WHAT THE TASK REQUIRES -
Leave out the pictures and transcribe everything else exactly.

[Some records]
···

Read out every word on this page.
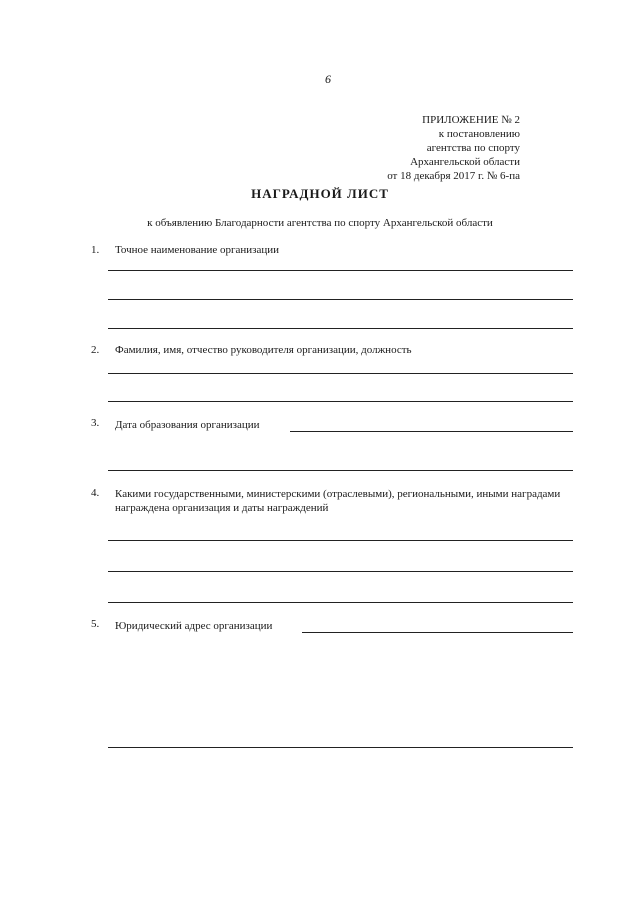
6
ПРИЛОЖЕНИЕ № 2
к постановлению
агентства по спорту
Архангельской области
от 18 декабря 2017 г. № 6-па
НАГРАДНОЙ ЛИСТ
к объявлению Благодарности агентства по спорту Архангельской области
1. Точное наименование организации
2. Фамилия, имя, отчество руководителя организации, должность
3. Дата образования организации
4. Какими государственными, министерскими (отраслевыми), региональными, иными наградами награждена организация и даты награждений
5. Юридический адрес организации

···

WRITTEN ANSWER -
Read out every word on this page.
6
ПРИЛОЖЕНИЕ № 2
к постановлению
агентства по спорту
Архангельской области
от 18 декабря 2017 г. № 6-па
НАГРАДНОЙ ЛИСТ
к объявлению Благодарности агентства по спорту Архангельской области
1. Точное наименование организации
2. Фамилия, имя, отчество руководителя организации, должность
3. Дата образования организации
4. Какими государственными, министерскими (отраслевыми), региональными, иными наградами награждена организация и даты награждений
5. Юридический адрес организации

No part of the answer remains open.